══ PROVIDED DATA ══
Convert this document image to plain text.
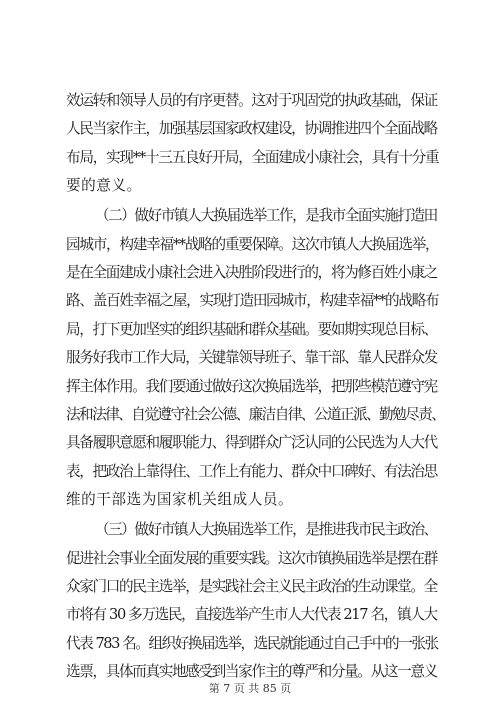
效运转和领导人员的有序更替。这对于巩固党的执政基础，保证
人民当家作主，加强基层国家政权建设，协调推进四个全面战略
布局，实现**十三五良好开局，全面建成小康社会，具有十分重
要的意义。
（二）做好市镇人大换届选举工作，是我市全面实施打造田
园城市，构建幸福**战略的重要保障。这次市镇人大换届选举，
是在全面建成小康社会进入决胜阶段进行的，将为修百姓小康之
路、盖百姓幸福之屋，实现打造田园城市，构建幸福**的战略布
局，打下更加坚实的组织基础和群众基础。要如期实现总目标、
服务好我市工作大局，关键靠领导班子、靠干部、靠人民群众发
挥主体作用。我们要通过做好这次换届选举，把那些模范遵守宪
法和法律、自觉遵守社会公德、廉洁自律、公道正派、勤勉尽责、
具备履职意愿和履职能力、得到群众广泛认同的公民选为人大代
表，把政治上靠得住、工作上有能力、群众中口碑好、有法治思
维的干部选为国家机关组成人员。
（三）做好市镇人大换届选举工作，是推进我市民主政治、
促进社会事业全面发展的重要实践。这次市镇换届选举是摆在群
众家门口的民主选举，是实践社会主义民主政治的生动课堂。全
市将有 30 多万选民，直接选举产生市人大代表 217 名，镇人大
代表 783 名。组织好换届选举，选民就能通过自己手中的一张张
选票，具体而真实地感受到当家作主的尊严和分量。从这一意义
第 7 页 共 85 页
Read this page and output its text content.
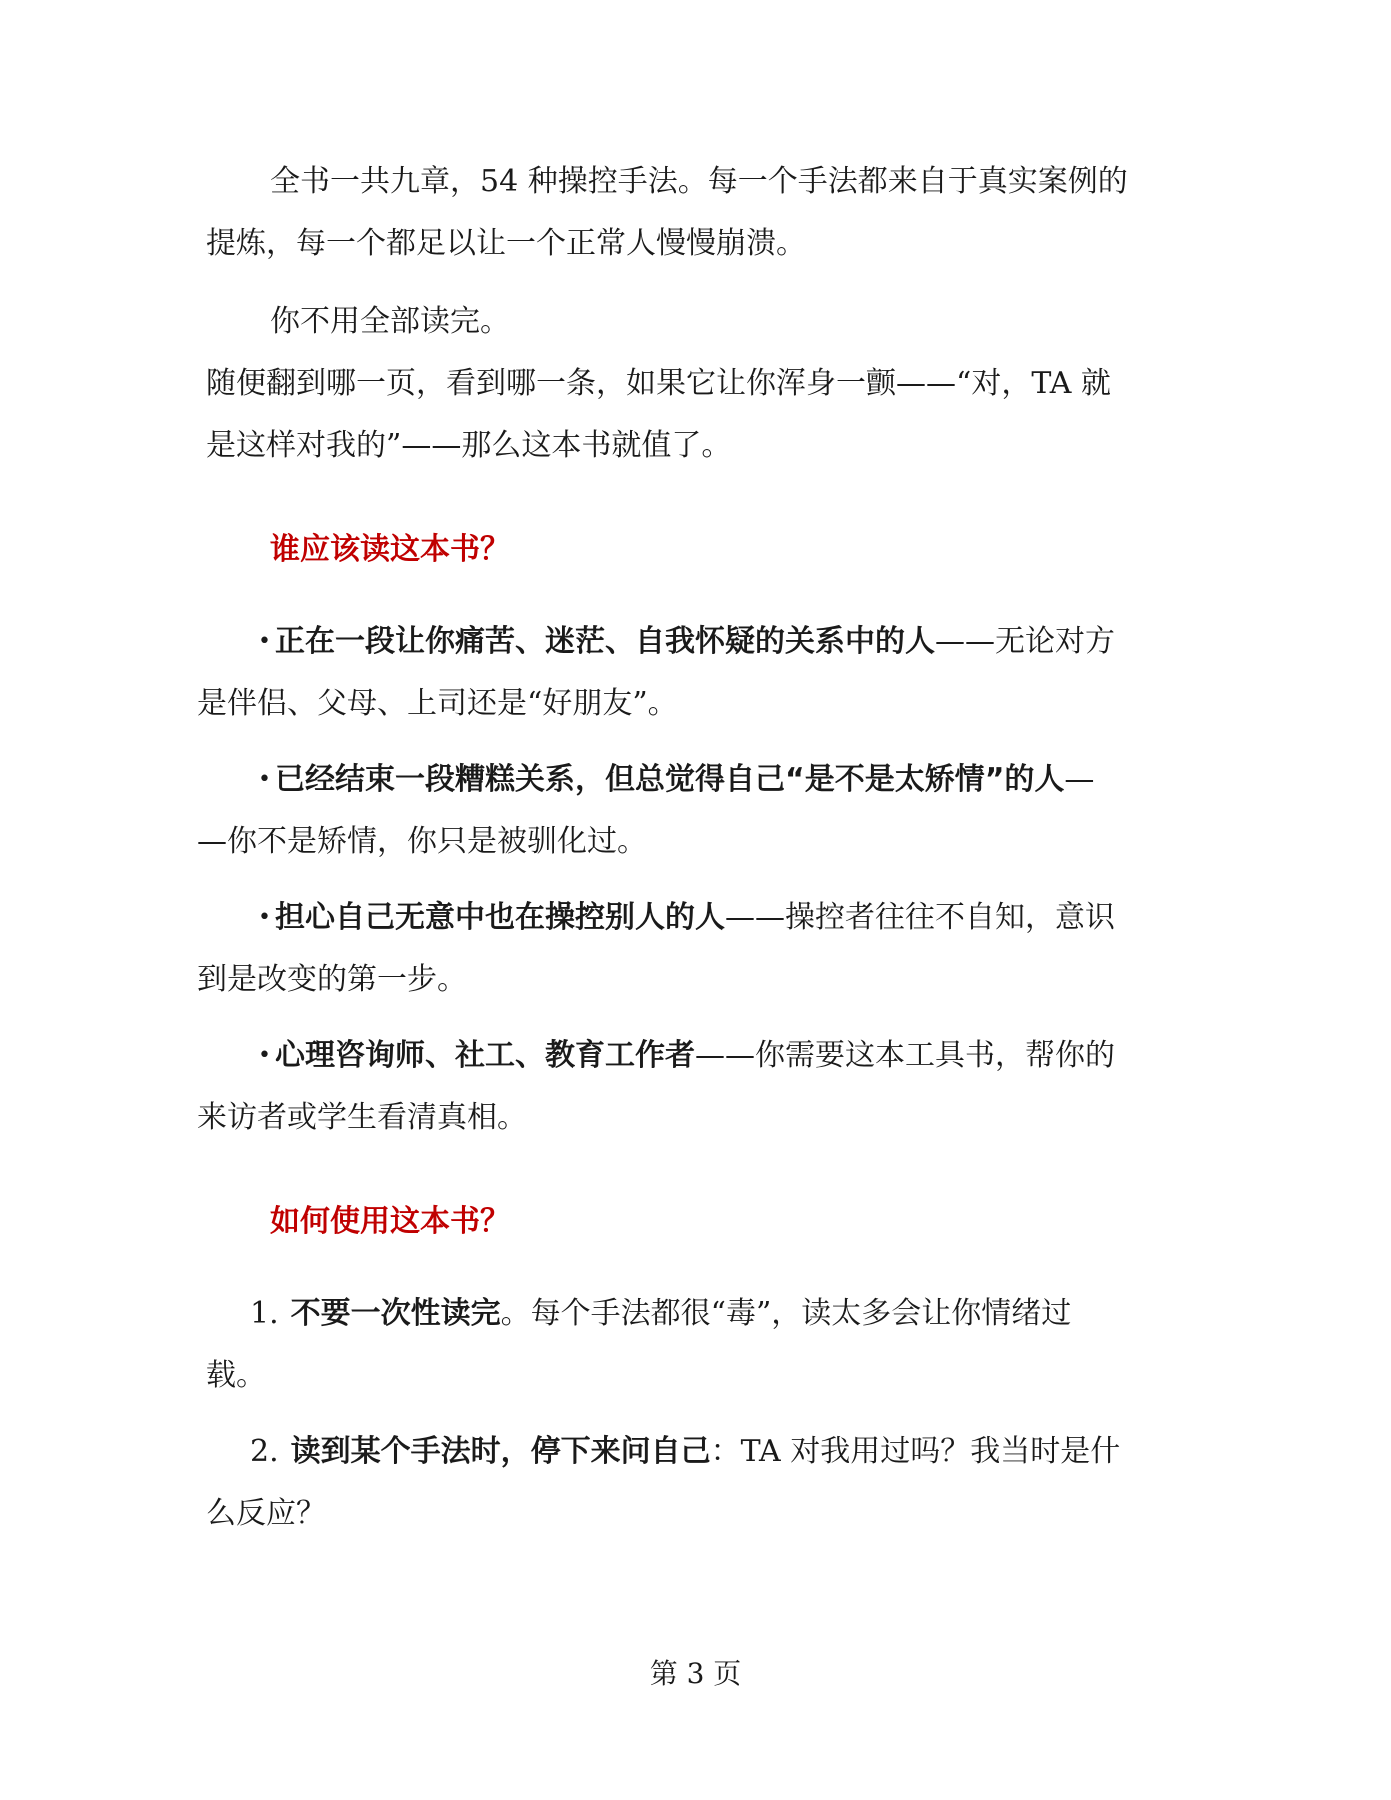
全书一共九章，54 种操控手法。每一个手法都来自于真实案例的
提炼，每一个都足以让一个正常人慢慢崩溃。
你不用全部读完。
随便翻到哪一页，看到哪一条，如果它让你浑身一颤——“对，TA 就
是这样对我的”——那么这本书就值了。
谁应该读这本书？
• 正在一段让你痛苦、迷茫、自我怀疑的关系中的人——无论对方
是伴侣、父母、上司还是“好朋友”。
• 已经结束一段糟糕关系，但总觉得自己“是不是太矫情”的人—
—你不是矫情，你只是被驯化过。
• 担心自己无意中也在操控别人的人——操控者往往不自知，意识
到是改变的第一步。
• 心理咨询师、社工、教育工作者——你需要这本工具书，帮你的
来访者或学生看清真相。
如何使用这本书？
1. 不要一次性读完。每个手法都很“毒”，读太多会让你情绪过
载。
2. 读到某个手法时，停下来问自己：TA 对我用过吗？我当时是什
么反应？
第 3 页
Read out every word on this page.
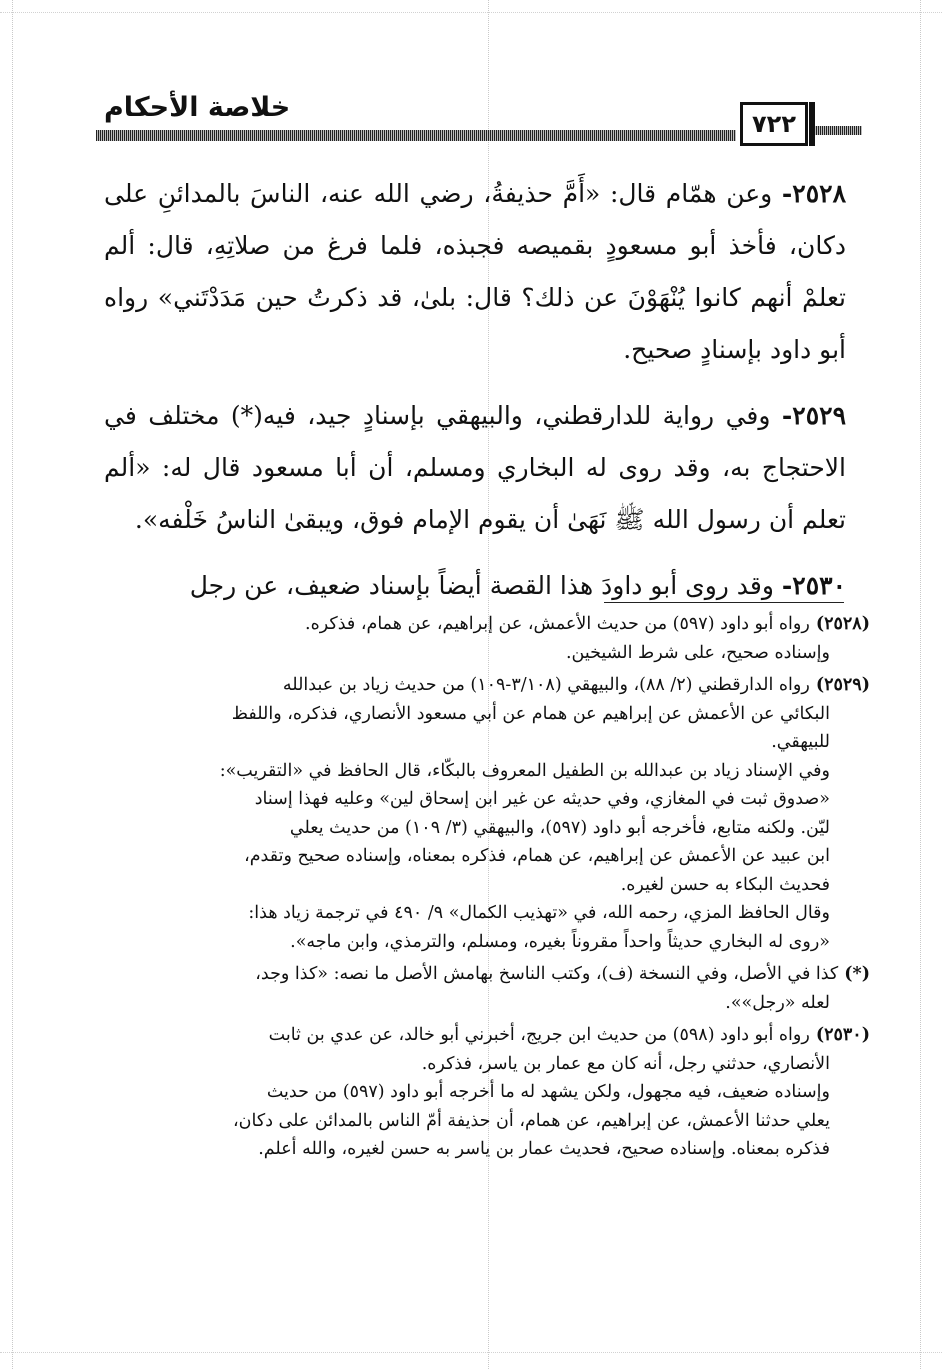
خلاصة الأحكام
٧٢٢

٢٥٢٨- وعن همّام قال: «أَمَّ حذيفةُ، رضي الله عنه، الناسَ بالمدائنِ على دكان، فأخذ أبو مسعودٍ بقميصه فجبذه، فلما فرغ من صلاتِهِ، قال: ألم تعلمْ أنهم كانوا يُنْهَوْنَ عن ذلك؟ قال: بلىٰ، قد ذكرتُ حين مَدَدْتَني» رواه أبو داود بإسنادٍ صحيح.

٢٥٢٩- وفي رواية للدارقطني، والبيهقي بإسنادٍ جيد، فيه(*) مختلف في الاحتجاج به، وقد روى له البخاري ومسلم، أن أبا مسعود قال له: «ألم تعلم أن رسول الله ﷺ نَهَىٰ أن يقوم الإمام فوق، ويبقىٰ الناسُ خَلْفه».

٢٥٣٠- وقد روى أبو داودَ هذا القصة أيضاً بإسناد ضعيف، عن رجل

(٢٥٢٨)رواه أبو داود (٥٩٧) من حديث الأعمش، عن إبراهيم، عن همام، فذكره.
وإسناده صحيح، على شرط الشيخين.
(٢٥٢٩)رواه الدارقطني (٢/ ٨٨)، والبيهقي (٣/١٠٨-١٠٩) من حديث زياد بن عبدالله
البكائي عن الأعمش عن إبراهيم عن همام عن أبي مسعود الأنصاري، فذكره، واللفظ
للبيهقي.
وفي الإسناد زياد بن عبدالله بن الطفيل المعروف بالبكّاء، قال الحافظ في «التقريب»:
«صدوق ثبت في المغازي، وفي حديثه عن غير ابن إسحاق لين» وعليه فهذا إسناد
ليّن. ولكنه متابع، فأخرجه أبو داود (٥٩٧)، والبيهقي (٣/ ١٠٩) من حديث يعلي
ابن عبيد عن الأعمش عن إبراهيم، عن همام، فذكره بمعناه، وإسناده صحيح وتقدم،
فحديث البكاء به حسن لغيره.
وقال الحافظ المزي، رحمه الله، في «تهذيب الكمال» ٩/ ٤٩٠ في ترجمة زياد هذا:
«روى له البخاري حديثاً واحداً مقروناً بغيره، ومسلم، والترمذي، وابن ماجه».
(*)كذا في الأصل، وفي النسخة (ف)، وكتب الناسخ بهامش الأصل ما نصه: «كذا وجد،
لعله «رجل»».
(٢٥٣٠)رواه أبو داود (٥٩٨) من حديث ابن جريج، أخبرني أبو خالد، عن عدي بن ثابت
الأنصاري، حدثني رجل، أنه كان مع عمار بن ياسر، فذكره.
وإسناده ضعيف، فيه مجهول، ولكن يشهد له ما أخرجه أبو داود (٥٩٧) من حديث
يعلي حدثنا الأعمش، عن إبراهيم، عن همام، أن حذيفة أمّ الناس بالمدائن على دكان،
فذكره بمعناه. وإسناده صحيح، فحديث عمار بن ياسر به حسن لغيره، والله أعلم.
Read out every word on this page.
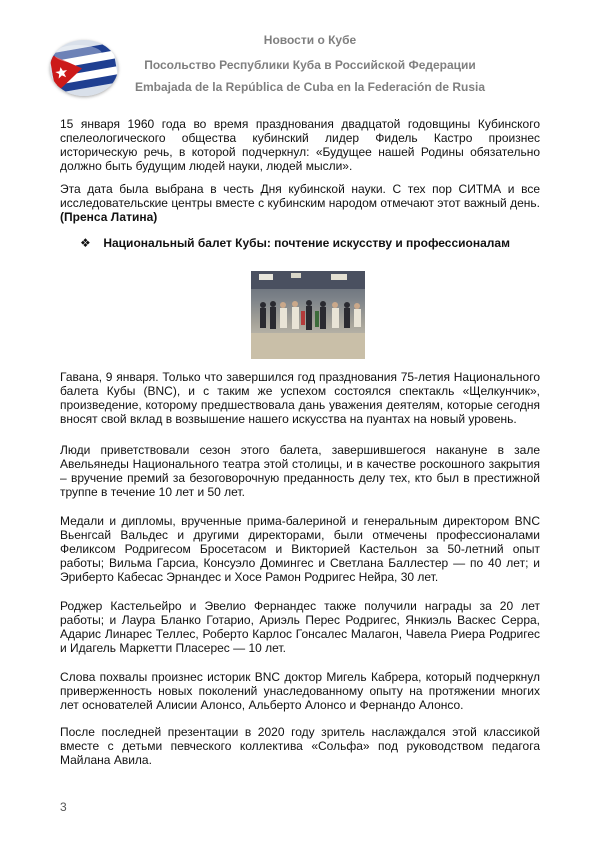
Новости о Кубе
Посольство Республики Куба в Российской Федерации
Embajada de la República de Cuba en la Federación de Rusia
15 января 1960 года во время празднования двадцатой годовщины Кубинского спелеологического общества кубинский лидер Фидель Кастро произнес историческую речь, в которой подчеркнул: «Будущее нашей Родины обязательно должно быть будущим людей науки, людей мысли».
Эта дата была выбрана в честь Дня кубинской науки. С тех пор СИТМА и все исследовательские центры вместе с кубинским народом отмечают этот важный день. (Пренса Латина)
❖ Национальный балет Кубы: почтение искусству и профессионалам
Гавана, 9 января. Только что завершился год празднования 75-летия Национального балета Кубы (BNC), и с таким же успехом состоялся спектакль «Щелкунчик», произведение, которому предшествовала дань уважения деятелям, которые сегодня вносят свой вклад в возвышение нашего искусства на пуантах на новый уровень.
Люди приветствовали сезон этого балета, завершившегося накануне в зале Авельянеды Национального театра этой столицы, и в качестве роскошного закрытия – вручение премий за безоговорочную преданность делу тех, кто был в престижной труппе в течение 10 лет и 50 лет.
Медали и дипломы, врученные прима-балериной и генеральным директором BNC Вьенгсай Вальдес и другими директорами, были отмечены профессионалами Феликсом Родригесом Бросетасом и Викторией Кастельон за 50-летний опыт работы; Вильма Гарсиа, Консуэло Домингес и Светлана Баллестер — по 40 лет; и Эриберто Кабесас Эрнандес и Хосе Рамон Родригес Нейра, 30 лет.
Роджер Кастельейро и Эвелио Фернандес также получили награды за 20 лет работы; и Лаура Бланко Готарио, Ариэль Перес Родригес, Янкиэль Васкес Серра, Адарис Линарес Теллес, Роберто Карлос Гонсалес Малагон, Чавела Риера Родригес и Идагель Маркетти Пласерес — 10 лет.
Слова похвалы произнес историк BNC доктор Мигель Кабрера, который подчеркнул приверженность новых поколений унаследованному опыту на протяжении многих лет основателей Алисии Алонсо, Альберто Алонсо и Фернандо Алонсо.
После последней презентации в 2020 году зритель наслаждался этой классикой вместе с детьми певческого коллектива «Сольфа» под руководством педагога Майлана Авила.
3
═══
**AIM OF THE EXERCISE**
Reproduce the data word for word, excluding its pictures.

**OUTPUT FOR THIS TASK**
Convert this document image to plain text.
效运转和领导人员的有序更替。这对于巩固党的执政基础，保证
人民当家作主，加强基层国家政权建设，协调推进四个全面战略
布局，实现**十三五良好开局，全面建成小康社会，具有十分重
要的意义。
（二）做好市镇人大换届选举工作，是我市全面实施打造田
园城市，构建幸福**战略的重要保障。这次市镇人大换届选举，
是在全面建成小康社会进入决胜阶段进行的，将为修百姓小康之
路、盖百姓幸福之屋，实现打造田园城市，构建幸福**的战略布
局，打下更加坚实的组织基础和群众基础。要如期实现总目标、
服务好我市工作大局，关键靠领导班子、靠干部、靠人民群众发
挥主体作用。我们要通过做好这次换届选举，把那些模范遵守宪
法和法律、自觉遵守社会公德、廉洁自律、公道正派、勤勉尽责、
具备履职意愿和履职能力、得到群众广泛认同的公民选为人大代
表，把政治上靠得住、工作上有能力、群众中口碑好、有法治思
维的干部选为国家机关组成人员。
（三）做好市镇人大换届选举工作，是推进我市民主政治、
促进社会事业全面发展的重要实践。这次市镇换届选举是摆在群
众家门口的民主选举，是实践社会主义民主政治的生动课堂。全
市将有 30 多万选民，直接选举产生市人大代表 217 名，镇人大
代表 783 名。组织好换届选举，选民就能通过自己手中的一张张
选票，具体而真实地感受到当家作主的尊严和分量。从这一意义
第 7 页 共 85 页
Read this page and output its text content.
全书一共九章，54 种操控手法。每一个手法都来自于真实案例的
提炼，每一个都足以让一个正常人慢慢崩溃。
你不用全部读完。
随便翻到哪一页，看到哪一条，如果它让你浑身一颤——“对，TA 就
是这样对我的”——那么这本书就值了。
谁应该读这本书？
• 正在一段让你痛苦、迷茫、自我怀疑的关系中的人——无论对方
是伴侣、父母、上司还是“好朋友”。
• 已经结束一段糟糕关系，但总觉得自己“是不是太矫情”的人—
—你不是矫情，你只是被驯化过。
• 担心自己无意中也在操控别人的人——操控者往往不自知，意识
到是改变的第一步。
• 心理咨询师、社工、教育工作者——你需要这本工具书，帮你的
来访者或学生看清真相。
如何使用这本书？
1. 不要一次性读完。每个手法都很“毒”，读太多会让你情绪过
载。
2. 读到某个手法时，停下来问自己：TA 对我用过吗？我当时是什
么反应？
第 3 页
Read out every word on this page.
خلاصة الأحكام
٧٢٢

٢٥٢٨- وعن همّام قال: «أَمَّ حذيفةُ، رضي الله عنه، الناسَ بالمدائنِ على دكان، فأخذ أبو مسعودٍ بقميصه فجبذه، فلما فرغ من صلاتِهِ، قال: ألم تعلمْ أنهم كانوا يُنْهَوْنَ عن ذلك؟ قال: بلىٰ، قد ذكرتُ حين مَدَدْتَني» رواه أبو داود بإسنادٍ صحيح.

٢٥٢٩- وفي رواية للدارقطني، والبيهقي بإسنادٍ جيد، فيه(*) مختلف في الاحتجاج به، وقد روى له البخاري ومسلم، أن أبا مسعود قال له: «ألم تعلم أن رسول الله ﷺ نَهَىٰ أن يقوم الإمام فوق، ويبقىٰ الناسُ خَلْفه».

٢٥٣٠- وقد روى أبو داودَ هذا القصة أيضاً بإسناد ضعيف، عن رجل

(٢٥٢٨)رواه أبو داود (٥٩٧) من حديث الأعمش، عن إبراهيم، عن همام، فذكره.
وإسناده صحيح، على شرط الشيخين.
(٢٥٢٩)رواه الدارقطني (٢/ ٨٨)، والبيهقي (٣/١٠٨-١٠٩) من حديث زياد بن عبدالله
البكائي عن الأعمش عن إبراهيم عن همام عن أبي مسعود الأنصاري، فذكره، واللفظ
للبيهقي.
وفي الإسناد زياد بن عبدالله بن الطفيل المعروف بالبكّاء، قال الحافظ في «التقريب»:
«صدوق ثبت في المغازي، وفي حديثه عن غير ابن إسحاق لين» وعليه فهذا إسناد
ليّن. ولكنه متابع، فأخرجه أبو داود (٥٩٧)، والبيهقي (٣/ ١٠٩) من حديث يعلي
ابن عبيد عن الأعمش عن إبراهيم، عن همام، فذكره بمعناه، وإسناده صحيح وتقدم،
فحديث البكاء به حسن لغيره.
وقال الحافظ المزي، رحمه الله، في «تهذيب الكمال» ٩/ ٤٩٠ في ترجمة زياد هذا:
«روى له البخاري حديثاً واحداً مقروناً بغيره، ومسلم، والترمذي، وابن ماجه».
(*)كذا في الأصل، وفي النسخة (ف)، وكتب الناسخ بهامش الأصل ما نصه: «كذا وجد،
لعله «رجل»».
(٢٥٣٠)رواه أبو داود (٥٩٨) من حديث ابن جريج، أخبرني أبو خالد، عن عدي بن ثابت
الأنصاري، حدثني رجل، أنه كان مع عمار بن ياسر، فذكره.
وإسناده ضعيف، فيه مجهول، ولكن يشهد له ما أخرجه أبو داود (٥٩٧) من حديث
يعلي حدثنا الأعمش، عن إبراهيم، عن همام، أن حذيفة أمّ الناس بالمدائن على دكان،
فذكره بمعناه. وإسناده صحيح، فحديث عمار بن ياسر به حسن لغيره، والله أعلم.
Read out every word on this page.
Новости о Кубе
Посольство Республики Куба в Российской Федерации
Embajada de la República de Cuba en la Federación de Rusia
15 января 1960 года во время празднования двадцатой годовщины Кубинского спелеологического общества кубинский лидер Фидель Кастро произнес историческую речь, в которой подчеркнул: «Будущее нашей Родины обязательно должно быть будущим людей науки, людей мысли».
Эта дата была выбрана в честь Дня кубинской науки. С тех пор СИТМА и все исследовательские центры вместе с кубинским народом отмечают этот важный день. (Пренса Латина)
❖ Национальный балет Кубы: почтение искусству и профессионалам
Гавана, 9 января. Только что завершился год празднования 75-летия Национального балета Кубы (BNC), и с таким же успехом состоялся спектакль «Щелкунчик», произведение, которому предшествовала дань уважения деятелям, которые сегодня вносят свой вклад в возвышение нашего искусства на пуантах на новый уровень.
Люди приветствовали сезон этого балета, завершившегося накануне в зале Авельянеды Национального театра этой столицы, и в качестве роскошного закрытия – вручение премий за безоговорочную преданность делу тех, кто был в престижной труппе в течение 10 лет и 50 лет.
Медали и дипломы, врученные прима-балериной и генеральным директором BNC Вьенгсай Вальдес и другими директорами, были отмечены профессионалами Феликсом Родригесом Бросетасом и Викторией Кастельон за 50-летний опыт работы; Вильма Гарсиа, Консуэло Домингес и Светлана Баллестер — по 40 лет; и Эриберто Кабесас Эрнандес и Хосе Рамон Родригес Нейра, 30 лет.
Роджер Кастельейро и Эвелио Фернандес также получили награды за 20 лет работы; и Лаура Бланко Готарио, Ариэль Перес Родригес, Янкиэль Васкес Серра, Адарис Линарес Теллес, Роберто Карлос Гонсалес Малагон, Чавела Риера Родригес и Идагель Маркетти Пласерес — 10 лет.
Слова похвалы произнес историк BNC доктор Мигель Кабрера, который подчеркнул приверженность новых поколений унаследованному опыту на протяжении многих лет основателей Алисии Алонсо, Альберто Алонсо и Фернандо Алонсо.
После последней презентации в 2020 году зритель наслаждался этой классикой вместе с детьми певческого коллектива «Сольфа» под руководством педагога Майлана Авила.
3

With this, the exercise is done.